◆ REQUIRED TASK
Transcribe every line from the one containing "article-line: माह में" down to the one containing "article-line: जारी होने", both included, with no changes.

----------

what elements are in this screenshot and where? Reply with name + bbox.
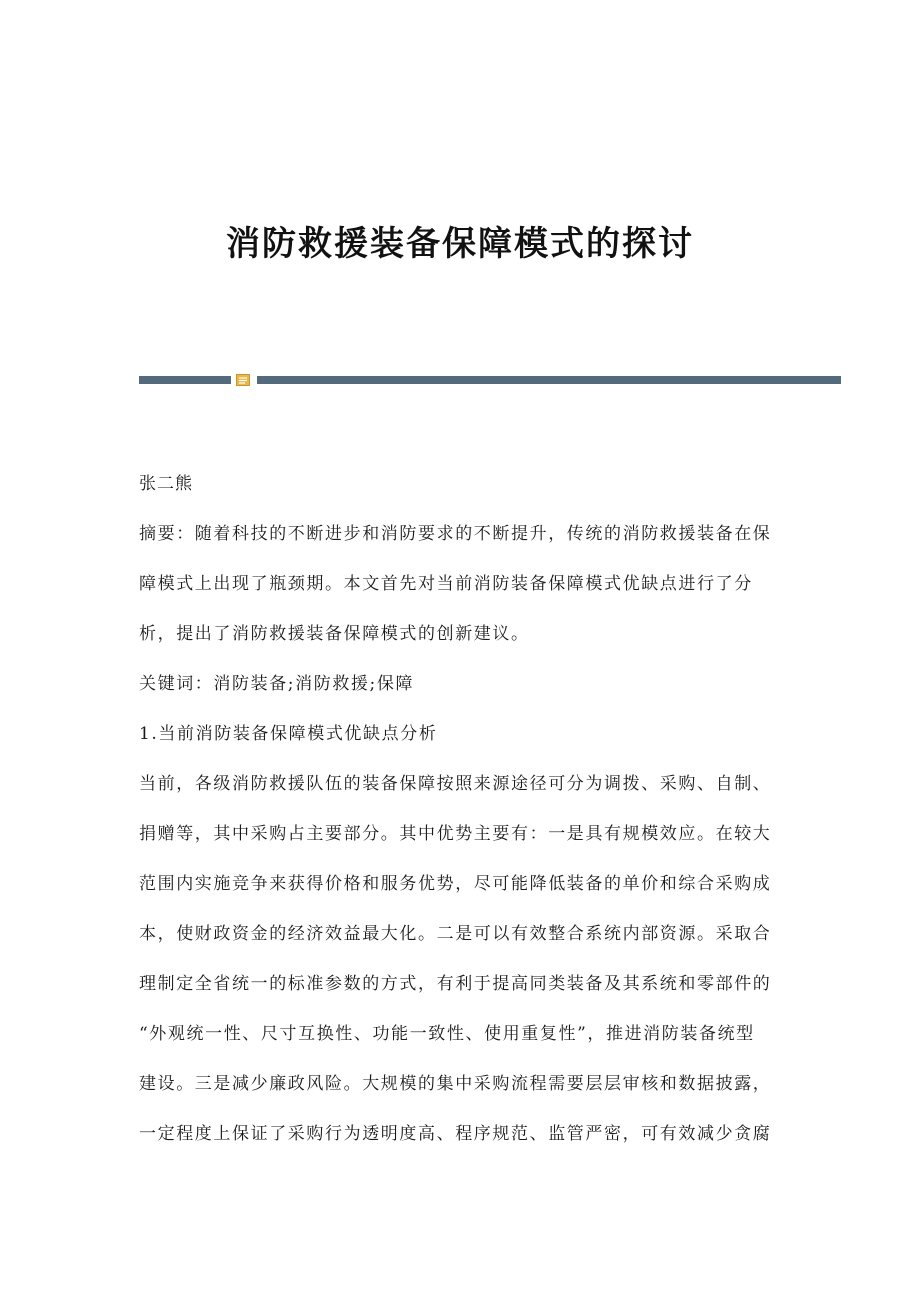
- body-line: 范围内实施竞争来获得价格和服务优势，尽可能降低装备的单价和综合采购成: [139, 874, 772, 894]
- document-title: 消防救援装备保障模式的探讨: [226, 224, 694, 264]
- document-body: [139, 470, 771, 1149]
- body-line: 当前，各级消防救援队伍的装备保障按照来源途径可分为调拨、采购、自制、: [139, 774, 772, 794]
- abstract-line: 析，提出了消防救援装备保障模式的创新建议。: [139, 624, 530, 644]
- keywords: 关键词：消防装备;消防救援;保障: [139, 674, 415, 694]
- body-line: 理制定全省统一的标准参数的方式，有利于提高同类装备及其系统和零部件的: [139, 974, 772, 994]
- abstract-line: 障模式上出现了瓶颈期。本文首先对当前消防装备保障模式优缺点进行了分: [139, 574, 753, 594]
- abstract-line: 摘要：随着科技的不断进步和消防要求的不断提升，传统的消防救援装备在保: [139, 524, 772, 544]
- body-line: “外观统一性、尺寸互换性、功能一致性、使用重复性”，推进消防装备统型: [139, 1024, 755, 1044]
- abstract: [139, 520, 771, 649]
- document-ornament-icon: [236, 374, 250, 386]
- body-line: 一定程度上保证了采购行为透明度高、程序规范、监管严密，可有效减少贪腐: [139, 1124, 772, 1144]
- body-line: 建设。三是减少廉政风险。大规模的集中采购流程需要层层审核和数据披露，: [139, 1074, 772, 1094]
- body-line: 捐赠等，其中采购占主要部分。其中优势主要有：一是具有规模效应。在较大: [139, 824, 772, 844]
- section-heading: 1.当前消防装备保障模式优缺点分析: [139, 724, 438, 744]
- body-line: 本，使财政资金的经济效益最大化。二是可以有效整合系统内部资源。采取合: [139, 924, 772, 944]
- divider-bar-right: [257, 376, 841, 384]
- divider-bar-left: [139, 376, 231, 384]
- body-paragraph: [139, 770, 771, 1149]
- title-divider: [139, 374, 841, 386]
- author-name: 张二熊: [139, 474, 193, 494]
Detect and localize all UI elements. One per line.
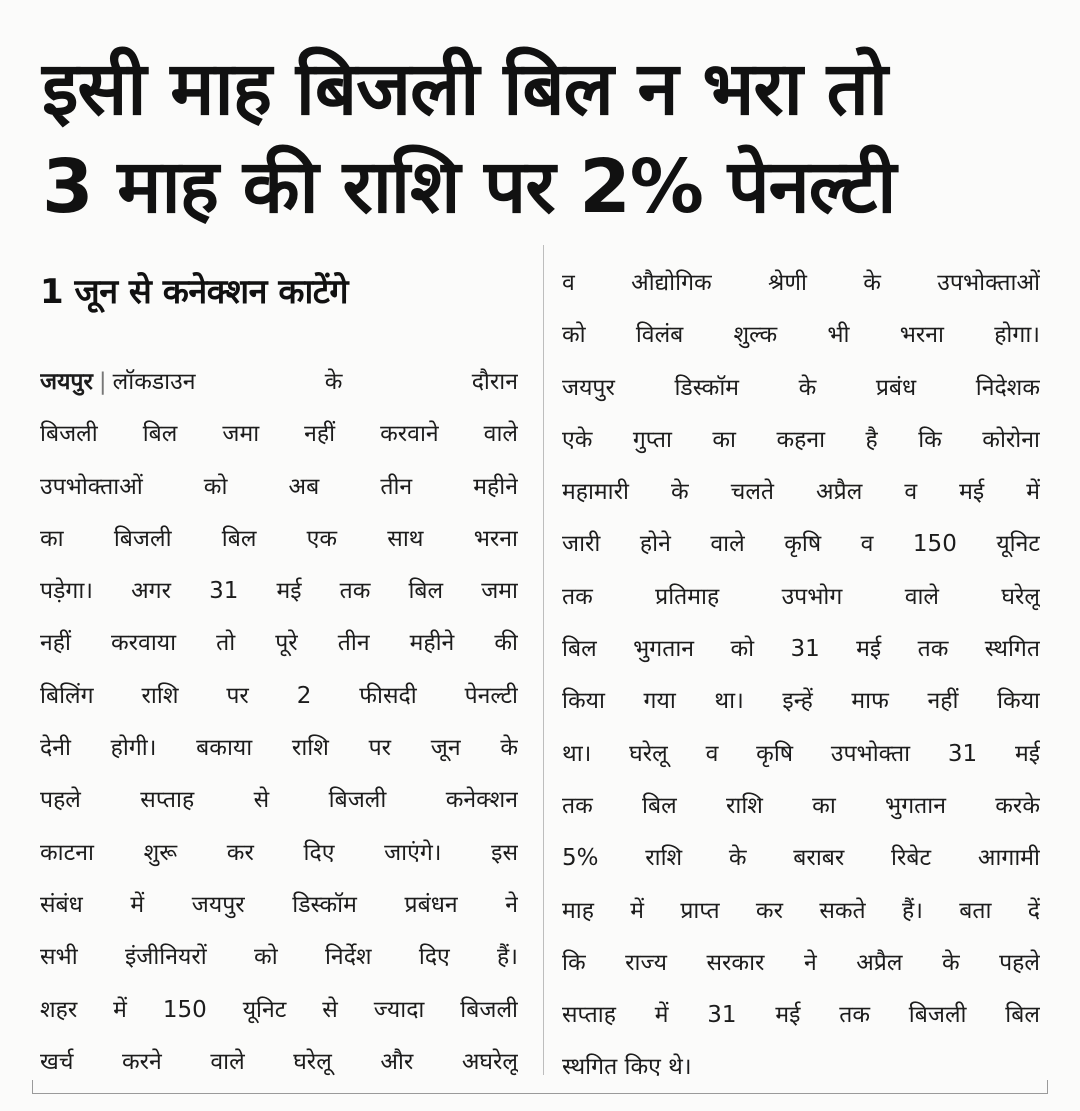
article-line: माह में प्राप्त कर सकते हैं। बता दें — [562, 897, 1040, 924]
subheadline: 1 जून से कनेक्शन काटेंगे — [40, 272, 349, 312]
article-line: एके गुप्ता का कहना है कि कोरोना — [562, 426, 1040, 453]
article-line: कि राज्य सरकार ने अप्रैल के पहले — [562, 949, 1040, 976]
article-line: सभी इंजीनियरों को निर्देश दिए हैं। — [40, 944, 518, 971]
article-line: का बिजली बिल एक साथ भरना — [40, 525, 518, 552]
article-line: संबंध में जयपुर डिस्कॉम प्रबंधन ने — [40, 891, 518, 918]
bottom-border — [32, 1093, 1048, 1094]
article-column-left — [40, 356, 518, 1088]
article-line: सप्ताह में 31 मई तक बिजली बिल — [562, 1002, 1040, 1029]
article-line: नहीं करवाया तो पूरे तीन महीने की — [40, 630, 518, 657]
article-line: काटना शुरू कर दिए जाएंगे। इस — [40, 839, 518, 866]
article-first-line — [40, 356, 518, 408]
article-line: खर्च करने वाले घरेलू और अघरेलू — [40, 1048, 518, 1075]
headline-line-2: 3 माह की राशि पर 2% पेनल्टी — [42, 144, 896, 230]
bottom-border-cap-right — [1047, 1080, 1048, 1094]
article-line: उपभोक्ताओं को अब तीन महीने — [40, 473, 518, 500]
article-line: तक प्रतिमाह उपभोग वाले घरेलू — [562, 583, 1040, 610]
article-line: पहले सप्ताह से बिजली कनेक्शन — [40, 787, 518, 814]
dateline: जयपुर — [40, 369, 93, 395]
article-column-right — [562, 257, 1040, 1094]
article-line: बिजली बिल जमा नहीं करवाने वाले — [40, 421, 518, 448]
headline-line-1: इसी माह बिजली बिल न भरा तो — [42, 46, 887, 132]
article-line: तक बिल राशि का भुगतान करके — [562, 792, 1040, 819]
article-line: को विलंब शुल्क भी भरना होगा। — [562, 322, 1040, 349]
article-line: 5% राशि के बराबर रिबेट आगामी — [562, 845, 1040, 872]
article-line: जयपुर डिस्कॉम के प्रबंध निदेशक — [562, 374, 1040, 401]
article-line: किया गया था। इन्हें माफ नहीं किया — [562, 688, 1040, 715]
article-line: स्थगित किए थे। — [562, 1054, 692, 1081]
bottom-border-cap-left — [32, 1080, 33, 1094]
dateline-separator: | — [98, 369, 107, 395]
headline — [42, 40, 1042, 236]
column-divider — [543, 245, 544, 1075]
article-line: देनी होगी। बकाया राशि पर जून के — [40, 735, 518, 762]
article-line: बिलिंग राशि पर 2 फीसदी पेनल्टी — [40, 682, 518, 709]
first-line-text: लॉकडाउन के दौरान — [112, 369, 518, 395]
article-line: शहर में 150 यूनिट से ज्यादा बिजली — [40, 996, 518, 1023]
article-line: जारी होने वाले कृषि व 150 यूनिट — [562, 531, 1040, 558]
article-line: बिल भुगतान को 31 मई तक स्थगित — [562, 636, 1040, 663]
article-line: महामारी के चलते अप्रैल व मई में — [562, 479, 1040, 506]
article-line: था। घरेलू व कृषि उपभोक्ता 31 मई — [562, 740, 1040, 767]
article-line: व औद्योगिक श्रेणी के उपभोक्ताओं — [562, 270, 1040, 296]
article-line: पड़ेगा। अगर 31 मई तक बिल जमा — [40, 578, 518, 605]
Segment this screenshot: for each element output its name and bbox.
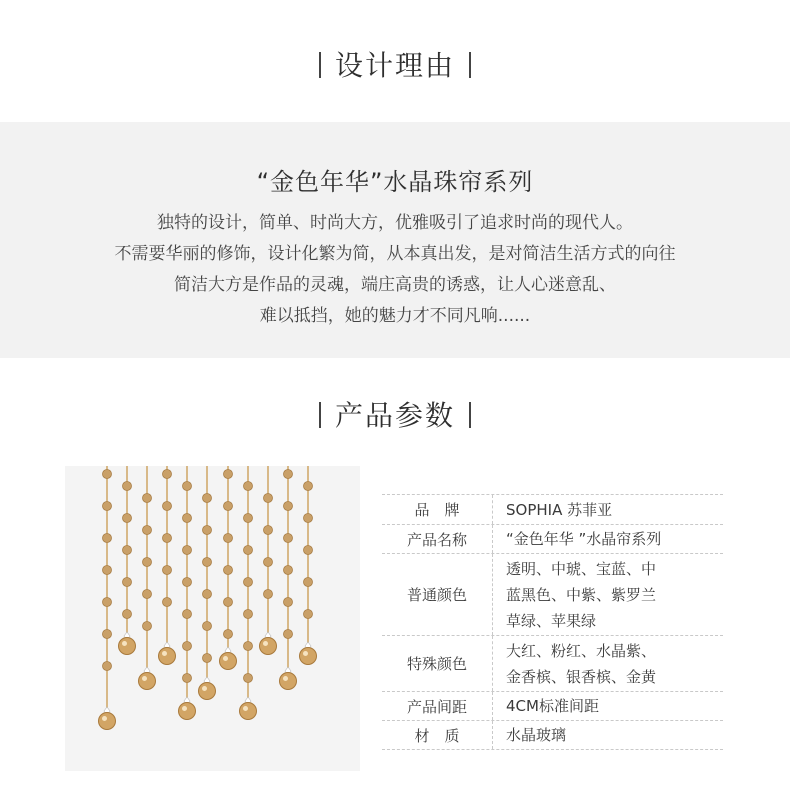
curtain-bead	[183, 674, 192, 683]
crystal-drop-highlight	[162, 651, 167, 656]
crystal-drop	[199, 683, 216, 700]
curtain-bead	[103, 662, 112, 671]
crystal-drop-highlight	[182, 706, 187, 711]
crystal-drop-highlight	[283, 676, 288, 681]
crystal-drop-highlight	[303, 651, 308, 656]
param-label: 品 牌	[382, 495, 493, 524]
curtain-bead	[103, 534, 112, 543]
title-divider-right	[469, 402, 471, 428]
curtain-bead	[163, 534, 172, 543]
curtain-bead	[304, 546, 313, 555]
param-label: 材 质	[382, 721, 493, 749]
param-value: “金色年华 ”水晶帘系列	[506, 530, 662, 548]
curtain-bead	[123, 514, 132, 523]
curtain-bead	[304, 514, 313, 523]
curtain-bead	[264, 590, 273, 599]
crystal-drop-highlight	[223, 656, 228, 661]
curtain-bead	[264, 526, 273, 535]
curtain-bead	[244, 610, 253, 619]
param-label: 普通颜色	[382, 554, 493, 635]
crystal-curtain-illustration	[65, 466, 360, 771]
crystal-drop	[99, 713, 116, 730]
curtain-bead	[163, 598, 172, 607]
curtain-bead	[284, 566, 293, 575]
section-title-text: 设计理由	[334, 49, 455, 82]
curtain-bead	[123, 578, 132, 587]
curtain-bead	[183, 578, 192, 587]
crystal-drop	[280, 673, 297, 690]
param-label: 产品间距	[382, 692, 493, 720]
curtain-bead	[123, 546, 132, 555]
curtain-bead	[103, 470, 112, 479]
curtain-bead	[143, 494, 152, 503]
curtain-bead	[163, 470, 172, 479]
curtain-bead	[203, 622, 212, 631]
curtain-bead	[163, 566, 172, 575]
intro-band	[0, 122, 790, 358]
curtain-bead	[183, 546, 192, 555]
curtain-bead	[224, 534, 233, 543]
curtain-bead	[224, 470, 233, 479]
section-title-text: 产品参数	[334, 399, 455, 432]
crystal-drop-highlight	[142, 676, 147, 681]
curtain-bead	[244, 642, 253, 651]
param-value: 透明、中琥、宝蓝、中 蓝黑色、中紫、紫罗兰 草绿、苹果绿	[506, 559, 657, 630]
curtain-bead	[143, 558, 152, 567]
curtain-bead	[244, 674, 253, 683]
curtain-bead	[224, 598, 233, 607]
param-value: 大红、粉红、水晶紫、 金香槟、银香槟、金黄	[506, 641, 657, 686]
section-title-design-reason	[0, 44, 790, 84]
curtain-bead	[264, 558, 273, 567]
title-divider-right	[469, 52, 471, 78]
crystal-drop-highlight	[243, 706, 248, 711]
curtain-bead	[143, 622, 152, 631]
curtain-bead	[284, 534, 293, 543]
curtain-bead	[224, 502, 233, 511]
curtain-bead	[163, 502, 172, 511]
curtain-bead	[123, 482, 132, 491]
curtain-bead	[244, 546, 253, 555]
intro-text	[0, 208, 790, 332]
curtain-bead	[143, 526, 152, 535]
section-title-product-params	[0, 394, 790, 434]
curtain-bead	[284, 502, 293, 511]
curtain-bead	[183, 642, 192, 651]
crystal-drop	[220, 653, 237, 670]
curtain-bead	[304, 482, 313, 491]
param-row-name	[382, 525, 723, 554]
crystal-drop	[159, 648, 176, 665]
param-label: 特殊颜色	[382, 636, 493, 691]
curtain-bead	[304, 610, 313, 619]
curtain-bead	[244, 514, 253, 523]
curtain-bead	[143, 590, 152, 599]
param-value: 4CM标准间距	[506, 697, 599, 715]
curtain-bead	[203, 590, 212, 599]
curtain-bead	[224, 630, 233, 639]
curtain-bead	[103, 630, 112, 639]
curtain-bead	[183, 514, 192, 523]
param-row-material	[382, 721, 723, 750]
crystal-drop	[300, 648, 317, 665]
curtain-bead	[123, 610, 132, 619]
curtain-bead	[304, 578, 313, 587]
intro-line: 简洁大方是作品的灵魂，端庄高贵的诱惑，让人心迷意乱、	[174, 275, 616, 295]
crystal-drop	[179, 703, 196, 720]
curtain-bead	[203, 558, 212, 567]
curtain-bead	[103, 502, 112, 511]
crystal-drop	[260, 638, 277, 655]
param-label: 产品名称	[382, 525, 493, 553]
title-divider-left	[319, 52, 321, 78]
title-divider-left	[319, 402, 321, 428]
param-row-spacing	[382, 692, 723, 721]
crystal-drop-highlight	[122, 641, 127, 646]
curtain-bead	[183, 610, 192, 619]
curtain-bead	[203, 526, 212, 535]
curtain-bead	[264, 494, 273, 503]
curtain-bead	[203, 494, 212, 503]
product-image	[65, 466, 360, 771]
curtain-bead	[284, 598, 293, 607]
curtain-bead	[244, 482, 253, 491]
curtain-bead	[203, 654, 212, 663]
intro-line: 独特的设计，简单、时尚大方，优雅吸引了追求时尚的现代人。	[157, 213, 633, 233]
curtain-bead	[244, 578, 253, 587]
curtain-bead	[183, 482, 192, 491]
curtain-bead	[224, 566, 233, 575]
curtain-bead	[284, 470, 293, 479]
intro-line: 难以抵挡，她的魅力才不同凡响......	[259, 306, 531, 326]
crystal-drop	[240, 703, 257, 720]
crystal-drop-highlight	[102, 716, 107, 721]
param-row-brand	[382, 494, 723, 525]
param-row-special-colors	[382, 636, 723, 692]
curtain-bead	[103, 598, 112, 607]
intro-line: 不需要华丽的修饰，设计化繁为简，从本真出发，是对简洁生活方式的向往	[114, 244, 676, 264]
crystal-drop	[119, 638, 136, 655]
crystal-drop	[139, 673, 156, 690]
curtain-bead	[103, 566, 112, 575]
series-heading: “金色年华”水晶珠帘系列	[256, 168, 534, 196]
curtain-bead	[284, 630, 293, 639]
params-table	[382, 494, 723, 750]
crystal-drop-highlight	[202, 686, 207, 691]
param-value: SOPHIA 苏菲亚	[506, 500, 613, 519]
crystal-drop-highlight	[263, 641, 268, 646]
param-value: 水晶玻璃	[506, 726, 567, 744]
param-row-normal-colors	[382, 554, 723, 636]
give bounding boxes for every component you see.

----------

◆ ANSWER TO THE TASK
article-line: माह में प्राप्त कर सकते हैं। बता दें — [562, 897, 1040, 924]
subheadline: 1 जून से कनेक्शन काटेंगे — [40, 272, 349, 312]
article-line: एके गुप्ता का कहना है कि कोरोना — [562, 426, 1040, 453]
article-line: कि राज्य सरकार ने अप्रैल के पहले — [562, 949, 1040, 976]
article-line: सभी इंजीनियरों को निर्देश दिए हैं। — [40, 944, 518, 971]
article-line: का बिजली बिल एक साथ भरना — [40, 525, 518, 552]
article-line: संबंध में जयपुर डिस्कॉम प्रबंधन ने — [40, 891, 518, 918]
bottom-border — [32, 1093, 1048, 1094]
article-column-left — [40, 356, 518, 1088]
article-line: सप्ताह में 31 मई तक बिजली बिल — [562, 1002, 1040, 1029]
article-line: नहीं करवाया तो पूरे तीन महीने की — [40, 630, 518, 657]
article-line: काटना शुरू कर दिए जाएंगे। इस — [40, 839, 518, 866]
article-first-line — [40, 356, 518, 408]
article-line: खर्च करने वाले घरेलू और अघरेलू — [40, 1048, 518, 1075]
headline-line-2: 3 माह की राशि पर 2% पेनल्टी — [42, 144, 896, 230]
bottom-border-cap-right — [1047, 1080, 1048, 1094]
article-line: उपभोक्ताओं को अब तीन महीने — [40, 473, 518, 500]
article-line: तक प्रतिमाह उपभोग वाले घरेलू — [562, 583, 1040, 610]
article-line: पहले सप्ताह से बिजली कनेक्शन — [40, 787, 518, 814]
dateline: जयपुर — [40, 369, 93, 395]
article-column-right — [562, 257, 1040, 1094]
article-line: बिजली बिल जमा नहीं करवाने वाले — [40, 421, 518, 448]
headline-line-1: इसी माह बिजली बिल न भरा तो — [42, 46, 887, 132]
article-line: तक बिल राशि का भुगतान करके — [562, 792, 1040, 819]
article-line: को विलंब शुल्क भी भरना होगा। — [562, 322, 1040, 349]
article-line: 5% राशि के बराबर रिबेट आगामी — [562, 845, 1040, 872]
article-line: जयपुर डिस्कॉम के प्रबंध निदेशक — [562, 374, 1040, 401]
article-line: किया गया था। इन्हें माफ नहीं किया — [562, 688, 1040, 715]
article-line: स्थगित किए थे। — [562, 1054, 692, 1081]
bottom-border-cap-left — [32, 1080, 33, 1094]
dateline-separator: | — [98, 369, 107, 395]
headline — [42, 40, 1042, 236]
column-divider — [543, 245, 544, 1075]
article-line: देनी होगी। बकाया राशि पर जून के — [40, 735, 518, 762]
article-line: बिलिंग राशि पर 2 फीसदी पेनल्टी — [40, 682, 518, 709]
first-line-text: लॉकडाउन के दौरान — [112, 369, 518, 395]
article-line: शहर में 150 यूनिट से ज्यादा बिजली — [40, 996, 518, 1023]
article-line: जारी होने वाले कृषि व 150 यूनिट — [562, 531, 1040, 558]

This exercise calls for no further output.